▶ _Given exercise_
The records below are to be repeated in full, exactly as they are.

Stored data
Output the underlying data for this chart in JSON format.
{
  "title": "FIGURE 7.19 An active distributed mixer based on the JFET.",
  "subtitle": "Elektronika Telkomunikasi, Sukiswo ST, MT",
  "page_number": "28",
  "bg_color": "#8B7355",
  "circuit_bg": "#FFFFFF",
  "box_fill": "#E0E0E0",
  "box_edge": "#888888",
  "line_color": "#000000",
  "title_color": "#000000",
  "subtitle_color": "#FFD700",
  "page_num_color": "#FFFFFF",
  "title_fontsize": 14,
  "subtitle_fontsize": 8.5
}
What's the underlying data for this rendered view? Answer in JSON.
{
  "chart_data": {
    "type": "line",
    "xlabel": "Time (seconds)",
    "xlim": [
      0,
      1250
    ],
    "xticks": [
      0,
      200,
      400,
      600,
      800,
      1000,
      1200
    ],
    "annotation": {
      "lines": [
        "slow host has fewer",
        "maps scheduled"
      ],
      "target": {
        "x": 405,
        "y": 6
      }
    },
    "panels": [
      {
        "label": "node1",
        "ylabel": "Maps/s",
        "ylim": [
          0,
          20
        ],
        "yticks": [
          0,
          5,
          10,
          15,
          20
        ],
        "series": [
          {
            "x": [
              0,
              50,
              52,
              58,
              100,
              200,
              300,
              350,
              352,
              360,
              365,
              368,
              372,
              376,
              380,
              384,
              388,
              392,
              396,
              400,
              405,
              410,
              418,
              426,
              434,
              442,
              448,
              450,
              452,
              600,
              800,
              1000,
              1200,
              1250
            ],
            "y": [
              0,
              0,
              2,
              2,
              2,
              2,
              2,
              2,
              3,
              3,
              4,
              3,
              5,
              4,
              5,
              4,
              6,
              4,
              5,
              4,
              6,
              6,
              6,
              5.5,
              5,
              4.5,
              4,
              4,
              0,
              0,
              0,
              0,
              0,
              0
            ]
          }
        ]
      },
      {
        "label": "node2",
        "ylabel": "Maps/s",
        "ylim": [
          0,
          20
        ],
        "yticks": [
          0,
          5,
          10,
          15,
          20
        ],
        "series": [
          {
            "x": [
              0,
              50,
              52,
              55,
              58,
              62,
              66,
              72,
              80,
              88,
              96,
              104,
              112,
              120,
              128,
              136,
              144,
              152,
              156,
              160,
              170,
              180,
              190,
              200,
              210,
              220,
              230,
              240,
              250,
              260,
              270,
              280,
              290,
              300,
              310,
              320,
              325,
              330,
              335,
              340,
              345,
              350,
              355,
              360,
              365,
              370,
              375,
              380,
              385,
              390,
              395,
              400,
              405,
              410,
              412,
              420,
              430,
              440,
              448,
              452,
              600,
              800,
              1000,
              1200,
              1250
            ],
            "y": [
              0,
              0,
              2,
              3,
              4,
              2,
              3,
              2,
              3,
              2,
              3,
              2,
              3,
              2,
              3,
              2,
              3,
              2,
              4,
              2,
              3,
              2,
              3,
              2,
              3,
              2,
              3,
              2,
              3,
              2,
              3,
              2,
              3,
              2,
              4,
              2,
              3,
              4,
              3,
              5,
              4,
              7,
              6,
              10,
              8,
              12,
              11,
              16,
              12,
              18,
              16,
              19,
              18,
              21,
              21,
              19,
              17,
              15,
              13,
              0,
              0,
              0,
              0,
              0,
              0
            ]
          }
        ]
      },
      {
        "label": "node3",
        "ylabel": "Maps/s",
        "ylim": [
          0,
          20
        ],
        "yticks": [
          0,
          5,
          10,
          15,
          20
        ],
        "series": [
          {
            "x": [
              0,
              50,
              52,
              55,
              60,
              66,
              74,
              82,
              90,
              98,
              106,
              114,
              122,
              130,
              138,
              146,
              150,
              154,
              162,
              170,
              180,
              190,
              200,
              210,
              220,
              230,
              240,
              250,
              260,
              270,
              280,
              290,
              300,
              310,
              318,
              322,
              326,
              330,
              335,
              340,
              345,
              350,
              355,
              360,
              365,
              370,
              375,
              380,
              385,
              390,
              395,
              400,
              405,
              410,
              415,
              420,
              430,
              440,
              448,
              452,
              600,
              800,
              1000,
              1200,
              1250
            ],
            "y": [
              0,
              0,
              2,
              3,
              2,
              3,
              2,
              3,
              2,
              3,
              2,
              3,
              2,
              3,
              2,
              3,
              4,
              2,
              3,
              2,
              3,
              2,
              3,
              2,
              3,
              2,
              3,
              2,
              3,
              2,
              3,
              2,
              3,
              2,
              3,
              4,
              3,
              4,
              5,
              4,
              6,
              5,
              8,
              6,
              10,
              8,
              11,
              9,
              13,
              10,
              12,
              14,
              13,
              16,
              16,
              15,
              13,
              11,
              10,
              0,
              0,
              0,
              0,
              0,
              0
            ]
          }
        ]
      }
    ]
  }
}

▶ _Output for this task_
Output the underlying data for this chart in JSON format.
{
  "title": "FIGURE 7.19 An active distributed mixer based on the JFET.",
  "subtitle": "Elektronika Telkomunikasi, Sukiswo ST, MT",
  "page_number": "28",
  "bg_color": "#8B7355",
  "circuit_bg": "#FFFFFF",
  "box_fill": "#E0E0E0",
  "box_edge": "#888888",
  "line_color": "#000000",
  "title_color": "#000000",
  "subtitle_color": "#FFD700",
  "page_num_color": "#FFFFFF",
  "title_fontsize": 14,
  "subtitle_fontsize": 8.5
}
What's the underlying data for this rendered view? Answer in JSON.
{
  "chart_data": {
    "type": "line",
    "xlabel": "Time (seconds)",
    "xlim": [
      0,
      1250
    ],
    "xticks": [
      0,
      200,
      400,
      600,
      800,
      1000,
      1200
    ],
    "annotation": {
      "lines": [
        "slow host has fewer",
        "maps scheduled"
      ],
      "target": {
        "x": 405,
        "y": 6
      }
    },
    "panels": [
      {
        "label": "node1",
        "ylabel": "Maps/s",
        "ylim": [
          0,
          20
        ],
        "yticks": [
          0,
          5,
          10,
          15,
          20
        ],
        "series": [
          {
            "x": [
              0,
              50,
              52,
              58,
              100,
              200,
              300,
              350,
              352,
              360,
              365,
              368,
              372,
              376,
              380,
              384,
              388,
              392,
              396,
              400,
              405,
              410,
              418,
              426,
              434,
              442,
              448,
              450,
              452,
              600,
              800,
              1000,
              1200,
              1250
            ],
            "y": [
              0,
              0,
              2,
              2,
              2,
              2,
              2,
              2,
              3,
              3,
              4,
              3,
              5,
              4,
              5,
              4,
              6,
              4,
              5,
              4,
              6,
              6,
              6,
              5.5,
              5,
              4.5,
              4,
              4,
              0,
              0,
              0,
              0,
              0,
              0
            ]
          }
        ]
      },
      {
        "label": "node2",
        "ylabel": "Maps/s",
        "ylim": [
          0,
          20
        ],
        "yticks": [
          0,
          5,
          10,
          15,
          20
        ],
        "series": [
          {
            "x": [
              0,
              50,
              52,
              55,
              58,
              62,
              66,
              72,
              80,
              88,
              96,
              104,
              112,
              120,
              128,
              136,
              144,
              152,
              156,
              160,
              170,
              180,
              190,
              200,
              210,
              220,
              230,
              240,
              250,
              260,
              270,
              280,
              290,
              300,
              310,
              320,
              325,
              330,
              335,
              340,
              345,
              350,
              355,
              360,
              365,
              370,
              375,
              380,
              385,
              390,
              395,
              400,
              405,
              410,
              412,
              420,
              430,
              440,
              448,
              452,
              600,
              800,
              1000,
              1200,
              1250
            ],
            "y": [
              0,
              0,
              2,
              3,
              4,
              2,
              3,
              2,
              3,
              2,
              3,
              2,
              3,
              2,
              3,
              2,
              3,
              2,
              4,
              2,
              3,
              2,
              3,
              2,
              3,
              2,
              3,
              2,
              3,
              2,
              3,
              2,
              3,
              2,
              4,
              2,
              3,
              4,
              3,
              5,
              4,
              7,
              6,
              10,
              8,
              12,
              11,
              16,
              12,
              18,
              16,
              19,
              18,
              21,
              21,
              19,
              17,
              15,
              13,
              0,
              0,
              0,
              0,
              0,
              0
            ]
          }
        ]
      },
      {
        "label": "node3",
        "ylabel": "Maps/s",
        "ylim": [
          0,
          20
        ],
        "yticks": [
          0,
          5,
          10,
          15,
          20
        ],
        "series": [
          {
            "x": [
              0,
              50,
              52,
              55,
              60,
              66,
              74,
              82,
              90,
              98,
              106,
              114,
              122,
              130,
              138,
              146,
              150,
              154,
              162,
              170,
              180,
              190,
              200,
              210,
              220,
              230,
              240,
              250,
              260,
              270,
              280,
              290,
              300,
              310,
              318,
              322,
              326,
              330,
              335,
              340,
              345,
              350,
              355,
              360,
              365,
              370,
              375,
              380,
              385,
              390,
              395,
              400,
              405,
              410,
              415,
              420,
              430,
              440,
              448,
              452,
              600,
              800,
              1000,
              1200,
              1250
            ],
            "y": [
              0,
              0,
              2,
              3,
              2,
              3,
              2,
              3,
              2,
              3,
              2,
              3,
              2,
              3,
              2,
              3,
              4,
              2,
              3,
              2,
              3,
              2,
              3,
              2,
              3,
              2,
              3,
              2,
              3,
              2,
              3,
              2,
              3,
              2,
              3,
              4,
              3,
              4,
              5,
              4,
              6,
              5,
              8,
              6,
              10,
              8,
              11,
              9,
              13,
              10,
              12,
              14,
              13,
              16,
              16,
              15,
              13,
              11,
              10,
              0,
              0,
              0,
              0,
              0,
              0
            ]
          }
        ]
      }
    ]
  }
}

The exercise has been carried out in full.